— Start —
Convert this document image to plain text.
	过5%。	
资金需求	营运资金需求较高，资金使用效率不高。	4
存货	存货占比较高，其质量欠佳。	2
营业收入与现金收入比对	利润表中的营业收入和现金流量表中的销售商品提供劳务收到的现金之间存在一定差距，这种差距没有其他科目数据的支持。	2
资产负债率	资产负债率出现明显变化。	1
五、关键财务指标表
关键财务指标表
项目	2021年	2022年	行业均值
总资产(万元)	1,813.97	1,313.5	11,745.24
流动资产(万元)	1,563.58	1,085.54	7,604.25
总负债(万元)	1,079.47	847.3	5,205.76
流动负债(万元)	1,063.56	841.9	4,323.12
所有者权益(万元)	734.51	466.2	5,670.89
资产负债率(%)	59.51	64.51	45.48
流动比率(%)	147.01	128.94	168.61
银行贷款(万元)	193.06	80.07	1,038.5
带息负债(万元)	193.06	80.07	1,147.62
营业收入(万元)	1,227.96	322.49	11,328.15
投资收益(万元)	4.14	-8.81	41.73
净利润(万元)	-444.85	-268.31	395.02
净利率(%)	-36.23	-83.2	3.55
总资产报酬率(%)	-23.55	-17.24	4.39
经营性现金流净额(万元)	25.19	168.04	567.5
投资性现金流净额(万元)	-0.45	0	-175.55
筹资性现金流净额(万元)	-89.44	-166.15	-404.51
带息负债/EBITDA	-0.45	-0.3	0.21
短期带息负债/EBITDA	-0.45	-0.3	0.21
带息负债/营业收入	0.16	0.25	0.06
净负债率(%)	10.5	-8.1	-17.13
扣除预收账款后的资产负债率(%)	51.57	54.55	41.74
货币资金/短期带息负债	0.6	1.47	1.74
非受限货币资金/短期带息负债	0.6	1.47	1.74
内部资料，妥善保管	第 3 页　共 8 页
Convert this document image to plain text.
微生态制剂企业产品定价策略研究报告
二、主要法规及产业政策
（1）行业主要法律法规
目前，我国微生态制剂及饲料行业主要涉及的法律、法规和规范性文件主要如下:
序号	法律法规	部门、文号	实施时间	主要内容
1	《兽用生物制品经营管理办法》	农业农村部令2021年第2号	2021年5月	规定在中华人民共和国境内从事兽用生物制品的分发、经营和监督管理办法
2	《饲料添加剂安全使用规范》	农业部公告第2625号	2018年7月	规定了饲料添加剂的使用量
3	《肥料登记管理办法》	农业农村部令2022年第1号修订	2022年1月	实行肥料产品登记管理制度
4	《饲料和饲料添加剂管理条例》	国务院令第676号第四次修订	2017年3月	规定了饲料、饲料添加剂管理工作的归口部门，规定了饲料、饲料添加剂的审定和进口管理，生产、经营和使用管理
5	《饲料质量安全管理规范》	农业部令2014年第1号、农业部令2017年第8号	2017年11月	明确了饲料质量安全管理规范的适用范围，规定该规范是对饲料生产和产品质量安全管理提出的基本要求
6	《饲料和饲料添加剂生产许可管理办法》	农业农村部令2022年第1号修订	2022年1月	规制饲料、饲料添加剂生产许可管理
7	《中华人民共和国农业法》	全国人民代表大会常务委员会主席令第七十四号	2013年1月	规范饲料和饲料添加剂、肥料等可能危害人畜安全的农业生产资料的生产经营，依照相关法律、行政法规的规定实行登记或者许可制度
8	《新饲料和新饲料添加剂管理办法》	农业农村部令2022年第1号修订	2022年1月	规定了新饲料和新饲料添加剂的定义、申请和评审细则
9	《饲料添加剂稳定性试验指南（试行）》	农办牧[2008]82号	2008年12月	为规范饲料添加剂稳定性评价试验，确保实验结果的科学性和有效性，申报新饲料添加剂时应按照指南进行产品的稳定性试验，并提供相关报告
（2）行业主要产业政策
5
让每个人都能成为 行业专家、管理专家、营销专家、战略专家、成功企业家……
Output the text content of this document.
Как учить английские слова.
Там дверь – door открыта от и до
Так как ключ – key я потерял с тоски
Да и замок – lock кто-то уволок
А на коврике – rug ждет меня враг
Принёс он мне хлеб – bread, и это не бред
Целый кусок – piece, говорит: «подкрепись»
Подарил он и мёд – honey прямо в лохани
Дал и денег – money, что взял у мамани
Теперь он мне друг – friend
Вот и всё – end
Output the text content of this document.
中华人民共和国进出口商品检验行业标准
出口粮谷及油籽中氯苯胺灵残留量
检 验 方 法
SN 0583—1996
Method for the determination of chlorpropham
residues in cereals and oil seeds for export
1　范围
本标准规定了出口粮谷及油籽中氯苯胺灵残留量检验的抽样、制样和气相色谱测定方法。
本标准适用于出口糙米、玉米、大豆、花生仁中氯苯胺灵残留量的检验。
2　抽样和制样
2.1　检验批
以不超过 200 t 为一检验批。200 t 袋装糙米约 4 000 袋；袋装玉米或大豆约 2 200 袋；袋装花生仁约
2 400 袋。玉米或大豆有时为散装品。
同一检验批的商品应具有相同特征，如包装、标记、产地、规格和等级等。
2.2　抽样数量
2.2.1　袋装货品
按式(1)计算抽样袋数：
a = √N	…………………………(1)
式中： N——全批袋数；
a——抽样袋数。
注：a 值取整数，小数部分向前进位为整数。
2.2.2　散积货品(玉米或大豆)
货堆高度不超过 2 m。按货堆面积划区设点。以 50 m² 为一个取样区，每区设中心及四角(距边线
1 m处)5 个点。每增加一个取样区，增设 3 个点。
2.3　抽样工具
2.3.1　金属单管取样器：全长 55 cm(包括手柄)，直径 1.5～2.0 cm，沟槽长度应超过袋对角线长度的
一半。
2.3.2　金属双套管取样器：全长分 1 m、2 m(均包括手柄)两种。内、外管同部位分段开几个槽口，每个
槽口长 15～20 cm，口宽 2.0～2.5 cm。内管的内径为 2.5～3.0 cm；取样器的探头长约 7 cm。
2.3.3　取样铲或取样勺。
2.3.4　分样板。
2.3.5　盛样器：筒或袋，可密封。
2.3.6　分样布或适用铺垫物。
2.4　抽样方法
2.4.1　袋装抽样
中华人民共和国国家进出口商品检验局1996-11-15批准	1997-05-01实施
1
— End —
Written exercise | Each line of the material should be duplicated exactly, please.

Solved exercise |
Convert this document image to plain text.
	过5%。	
资金需求	营运资金需求较高，资金使用效率不高。	4
存货	存货占比较高，其质量欠佳。	2
营业收入与现金收入比对	利润表中的营业收入和现金流量表中的销售商品提供劳务收到的现金之间存在一定差距，这种差距没有其他科目数据的支持。	2
资产负债率	资产负债率出现明显变化。	1
五、关键财务指标表
关键财务指标表
项目	2021年	2022年	行业均值
总资产(万元)	1,813.97	1,313.5	11,745.24
流动资产(万元)	1,563.58	1,085.54	7,604.25
总负债(万元)	1,079.47	847.3	5,205.76
流动负债(万元)	1,063.56	841.9	4,323.12
所有者权益(万元)	734.51	466.2	5,670.89
资产负债率(%)	59.51	64.51	45.48
流动比率(%)	147.01	128.94	168.61
银行贷款(万元)	193.06	80.07	1,038.5
带息负债(万元)	193.06	80.07	1,147.62
营业收入(万元)	1,227.96	322.49	11,328.15
投资收益(万元)	4.14	-8.81	41.73
净利润(万元)	-444.85	-268.31	395.02
净利率(%)	-36.23	-83.2	3.55
总资产报酬率(%)	-23.55	-17.24	4.39
经营性现金流净额(万元)	25.19	168.04	567.5
投资性现金流净额(万元)	-0.45	0	-175.55
筹资性现金流净额(万元)	-89.44	-166.15	-404.51
带息负债/EBITDA	-0.45	-0.3	0.21
短期带息负债/EBITDA	-0.45	-0.3	0.21
带息负债/营业收入	0.16	0.25	0.06
净负债率(%)	10.5	-8.1	-17.13
扣除预收账款后的资产负债率(%)	51.57	54.55	41.74
货币资金/短期带息负债	0.6	1.47	1.74
非受限货币资金/短期带息负债	0.6	1.47	1.74
内部资料，妥善保管	第 3 页　共 8 页
Convert this document image to plain text.
微生态制剂企业产品定价策略研究报告
二、主要法规及产业政策
（1）行业主要法律法规
目前，我国微生态制剂及饲料行业主要涉及的法律、法规和规范性文件主要如下:
序号	法律法规	部门、文号	实施时间	主要内容
1	《兽用生物制品经营管理办法》	农业农村部令2021年第2号	2021年5月	规定在中华人民共和国境内从事兽用生物制品的分发、经营和监督管理办法
2	《饲料添加剂安全使用规范》	农业部公告第2625号	2018年7月	规定了饲料添加剂的使用量
3	《肥料登记管理办法》	农业农村部令2022年第1号修订	2022年1月	实行肥料产品登记管理制度
4	《饲料和饲料添加剂管理条例》	国务院令第676号第四次修订	2017年3月	规定了饲料、饲料添加剂管理工作的归口部门，规定了饲料、饲料添加剂的审定和进口管理，生产、经营和使用管理
5	《饲料质量安全管理规范》	农业部令2014年第1号、农业部令2017年第8号	2017年11月	明确了饲料质量安全管理规范的适用范围，规定该规范是对饲料生产和产品质量安全管理提出的基本要求
6	《饲料和饲料添加剂生产许可管理办法》	农业农村部令2022年第1号修订	2022年1月	规制饲料、饲料添加剂生产许可管理
7	《中华人民共和国农业法》	全国人民代表大会常务委员会主席令第七十四号	2013年1月	规范饲料和饲料添加剂、肥料等可能危害人畜安全的农业生产资料的生产经营，依照相关法律、行政法规的规定实行登记或者许可制度
8	《新饲料和新饲料添加剂管理办法》	农业农村部令2022年第1号修订	2022年1月	规定了新饲料和新饲料添加剂的定义、申请和评审细则
9	《饲料添加剂稳定性试验指南（试行）》	农办牧[2008]82号	2008年12月	为规范饲料添加剂稳定性评价试验，确保实验结果的科学性和有效性，申报新饲料添加剂时应按照指南进行产品的稳定性试验，并提供相关报告
（2）行业主要产业政策
5
让每个人都能成为 行业专家、管理专家、营销专家、战略专家、成功企业家……
Output the text content of this document.
Как учить английские слова.
Там дверь – door открыта от и до
Так как ключ – key я потерял с тоски
Да и замок – lock кто-то уволок
А на коврике – rug ждет меня враг
Принёс он мне хлеб – bread, и это не бред
Целый кусок – piece, говорит: «подкрепись»
Подарил он и мёд – honey прямо в лохани
Дал и денег – money, что взял у мамани
Теперь он мне друг – friend
Вот и всё – end
Output the text content of this document.
中华人民共和国进出口商品检验行业标准
出口粮谷及油籽中氯苯胺灵残留量
检 验 方 法
SN 0583—1996
Method for the determination of chlorpropham
residues in cereals and oil seeds for export
1　范围
本标准规定了出口粮谷及油籽中氯苯胺灵残留量检验的抽样、制样和气相色谱测定方法。
本标准适用于出口糙米、玉米、大豆、花生仁中氯苯胺灵残留量的检验。
2　抽样和制样
2.1　检验批
以不超过 200 t 为一检验批。200 t 袋装糙米约 4 000 袋；袋装玉米或大豆约 2 200 袋；袋装花生仁约
2 400 袋。玉米或大豆有时为散装品。
同一检验批的商品应具有相同特征，如包装、标记、产地、规格和等级等。
2.2　抽样数量
2.2.1　袋装货品
按式(1)计算抽样袋数：
a = √N	…………………………(1)
式中： N——全批袋数；
a——抽样袋数。
注：a 值取整数，小数部分向前进位为整数。
2.2.2　散积货品(玉米或大豆)
货堆高度不超过 2 m。按货堆面积划区设点。以 50 m² 为一个取样区，每区设中心及四角(距边线
1 m处)5 个点。每增加一个取样区，增设 3 个点。
2.3　抽样工具
2.3.1　金属单管取样器：全长 55 cm(包括手柄)，直径 1.5～2.0 cm，沟槽长度应超过袋对角线长度的
一半。
2.3.2　金属双套管取样器：全长分 1 m、2 m(均包括手柄)两种。内、外管同部位分段开几个槽口，每个
槽口长 15～20 cm，口宽 2.0～2.5 cm。内管的内径为 2.5～3.0 cm；取样器的探头长约 7 cm。
2.3.3　取样铲或取样勺。
2.3.4　分样板。
2.3.5　盛样器：筒或袋，可密封。
2.3.6　分样布或适用铺垫物。
2.4　抽样方法
2.4.1　袋装抽样
中华人民共和国国家进出口商品检验局1996-11-15批准	1997-05-01实施
1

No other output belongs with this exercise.